►

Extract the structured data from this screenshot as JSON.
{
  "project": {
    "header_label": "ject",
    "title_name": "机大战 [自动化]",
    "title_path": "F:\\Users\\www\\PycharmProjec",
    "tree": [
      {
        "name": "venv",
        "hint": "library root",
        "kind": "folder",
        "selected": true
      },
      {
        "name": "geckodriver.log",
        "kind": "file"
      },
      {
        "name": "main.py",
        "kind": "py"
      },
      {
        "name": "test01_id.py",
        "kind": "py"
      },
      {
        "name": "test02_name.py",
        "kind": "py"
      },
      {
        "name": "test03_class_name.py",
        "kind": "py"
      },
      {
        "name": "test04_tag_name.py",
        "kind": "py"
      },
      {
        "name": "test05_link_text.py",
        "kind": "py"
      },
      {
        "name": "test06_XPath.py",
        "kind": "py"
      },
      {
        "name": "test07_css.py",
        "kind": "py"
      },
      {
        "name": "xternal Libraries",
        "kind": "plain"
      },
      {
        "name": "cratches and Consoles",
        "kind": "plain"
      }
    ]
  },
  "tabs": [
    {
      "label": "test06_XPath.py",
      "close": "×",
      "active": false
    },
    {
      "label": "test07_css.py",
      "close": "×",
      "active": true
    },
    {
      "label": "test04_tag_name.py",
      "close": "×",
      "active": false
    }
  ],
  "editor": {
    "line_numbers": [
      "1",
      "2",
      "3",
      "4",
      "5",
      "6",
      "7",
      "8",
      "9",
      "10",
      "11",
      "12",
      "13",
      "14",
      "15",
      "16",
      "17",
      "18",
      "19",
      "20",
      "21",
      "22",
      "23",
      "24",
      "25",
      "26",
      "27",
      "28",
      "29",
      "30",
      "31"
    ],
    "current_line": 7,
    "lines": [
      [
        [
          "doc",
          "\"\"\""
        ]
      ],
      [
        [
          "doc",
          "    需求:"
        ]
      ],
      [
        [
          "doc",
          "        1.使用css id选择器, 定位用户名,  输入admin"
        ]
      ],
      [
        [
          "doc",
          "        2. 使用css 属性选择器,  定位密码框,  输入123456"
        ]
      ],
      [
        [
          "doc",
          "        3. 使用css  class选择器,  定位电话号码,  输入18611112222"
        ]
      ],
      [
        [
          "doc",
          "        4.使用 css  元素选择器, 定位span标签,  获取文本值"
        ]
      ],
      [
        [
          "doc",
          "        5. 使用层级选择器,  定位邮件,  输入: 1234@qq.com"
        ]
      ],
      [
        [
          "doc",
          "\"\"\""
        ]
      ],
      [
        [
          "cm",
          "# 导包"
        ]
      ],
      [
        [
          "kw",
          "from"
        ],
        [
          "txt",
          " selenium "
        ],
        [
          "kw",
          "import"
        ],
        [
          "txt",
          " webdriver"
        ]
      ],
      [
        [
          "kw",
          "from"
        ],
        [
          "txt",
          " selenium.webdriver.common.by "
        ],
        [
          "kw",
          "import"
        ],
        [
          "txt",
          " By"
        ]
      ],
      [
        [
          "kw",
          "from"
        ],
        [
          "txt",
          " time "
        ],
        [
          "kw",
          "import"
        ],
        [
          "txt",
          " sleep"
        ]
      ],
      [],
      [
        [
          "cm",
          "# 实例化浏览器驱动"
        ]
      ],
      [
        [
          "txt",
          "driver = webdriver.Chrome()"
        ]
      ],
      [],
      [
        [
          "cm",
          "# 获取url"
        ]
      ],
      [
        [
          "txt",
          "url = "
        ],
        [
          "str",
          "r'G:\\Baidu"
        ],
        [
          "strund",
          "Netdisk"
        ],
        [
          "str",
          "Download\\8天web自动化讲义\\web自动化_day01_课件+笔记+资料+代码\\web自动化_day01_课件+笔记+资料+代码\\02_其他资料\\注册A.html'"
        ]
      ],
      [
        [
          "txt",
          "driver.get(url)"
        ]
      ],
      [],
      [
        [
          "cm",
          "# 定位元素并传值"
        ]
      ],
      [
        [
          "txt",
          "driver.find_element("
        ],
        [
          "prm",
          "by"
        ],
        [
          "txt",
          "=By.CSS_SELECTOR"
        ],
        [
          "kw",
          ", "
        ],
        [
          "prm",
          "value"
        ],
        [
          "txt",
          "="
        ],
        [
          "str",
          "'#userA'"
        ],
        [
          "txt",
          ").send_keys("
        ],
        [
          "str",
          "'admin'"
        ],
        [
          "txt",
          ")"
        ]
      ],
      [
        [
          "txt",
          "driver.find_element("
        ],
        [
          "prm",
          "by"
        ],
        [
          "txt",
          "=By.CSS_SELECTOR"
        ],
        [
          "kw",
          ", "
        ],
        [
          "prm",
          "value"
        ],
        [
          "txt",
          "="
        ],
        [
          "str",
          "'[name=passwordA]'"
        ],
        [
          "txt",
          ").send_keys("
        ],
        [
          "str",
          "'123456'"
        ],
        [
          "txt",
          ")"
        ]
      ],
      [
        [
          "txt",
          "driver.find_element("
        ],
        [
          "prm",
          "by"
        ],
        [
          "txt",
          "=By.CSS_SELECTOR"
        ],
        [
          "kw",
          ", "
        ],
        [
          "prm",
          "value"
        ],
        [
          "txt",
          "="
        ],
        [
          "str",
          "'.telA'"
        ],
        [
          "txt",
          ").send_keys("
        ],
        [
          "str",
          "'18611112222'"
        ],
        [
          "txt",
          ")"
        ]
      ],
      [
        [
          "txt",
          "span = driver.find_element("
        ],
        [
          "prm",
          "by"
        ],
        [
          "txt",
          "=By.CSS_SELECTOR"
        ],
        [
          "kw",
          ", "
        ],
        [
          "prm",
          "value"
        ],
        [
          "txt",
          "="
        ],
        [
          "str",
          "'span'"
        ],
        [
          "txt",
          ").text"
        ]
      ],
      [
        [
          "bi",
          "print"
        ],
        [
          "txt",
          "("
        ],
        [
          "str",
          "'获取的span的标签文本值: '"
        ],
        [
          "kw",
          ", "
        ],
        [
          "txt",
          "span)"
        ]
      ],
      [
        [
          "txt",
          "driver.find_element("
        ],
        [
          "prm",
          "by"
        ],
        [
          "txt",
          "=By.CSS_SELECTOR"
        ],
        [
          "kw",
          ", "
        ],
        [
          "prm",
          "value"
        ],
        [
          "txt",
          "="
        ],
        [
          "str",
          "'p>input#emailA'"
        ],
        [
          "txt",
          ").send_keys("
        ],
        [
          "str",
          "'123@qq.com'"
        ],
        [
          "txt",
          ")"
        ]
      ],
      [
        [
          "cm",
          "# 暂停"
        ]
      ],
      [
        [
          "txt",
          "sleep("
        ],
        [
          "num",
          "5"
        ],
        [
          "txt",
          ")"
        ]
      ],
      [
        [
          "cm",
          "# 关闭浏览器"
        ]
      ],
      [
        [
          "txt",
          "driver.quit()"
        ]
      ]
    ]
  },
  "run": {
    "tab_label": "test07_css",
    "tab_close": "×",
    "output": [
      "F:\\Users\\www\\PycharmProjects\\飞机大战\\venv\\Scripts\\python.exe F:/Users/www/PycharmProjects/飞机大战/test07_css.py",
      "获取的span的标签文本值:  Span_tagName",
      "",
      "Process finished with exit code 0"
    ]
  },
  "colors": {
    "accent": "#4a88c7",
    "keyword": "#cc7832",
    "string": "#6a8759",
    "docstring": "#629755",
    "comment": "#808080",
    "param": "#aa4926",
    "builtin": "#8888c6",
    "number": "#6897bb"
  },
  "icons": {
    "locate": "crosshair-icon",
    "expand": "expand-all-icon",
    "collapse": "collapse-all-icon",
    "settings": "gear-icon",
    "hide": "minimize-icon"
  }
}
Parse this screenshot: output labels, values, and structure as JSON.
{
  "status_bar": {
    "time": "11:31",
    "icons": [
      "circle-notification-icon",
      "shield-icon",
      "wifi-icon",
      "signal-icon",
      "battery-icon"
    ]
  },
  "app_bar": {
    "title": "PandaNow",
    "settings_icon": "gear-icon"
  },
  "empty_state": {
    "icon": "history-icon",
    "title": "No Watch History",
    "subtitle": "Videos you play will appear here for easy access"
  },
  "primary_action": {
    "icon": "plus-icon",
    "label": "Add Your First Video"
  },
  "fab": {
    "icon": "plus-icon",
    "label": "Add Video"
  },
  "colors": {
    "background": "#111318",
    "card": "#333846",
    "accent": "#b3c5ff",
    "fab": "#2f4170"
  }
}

◄

Goal
Among the lines of the data, identify those with the word "output". Copy each of them.

Reply to the exercise
    "output": [
Parse this screenshot: output labels, values, and structure as JSON.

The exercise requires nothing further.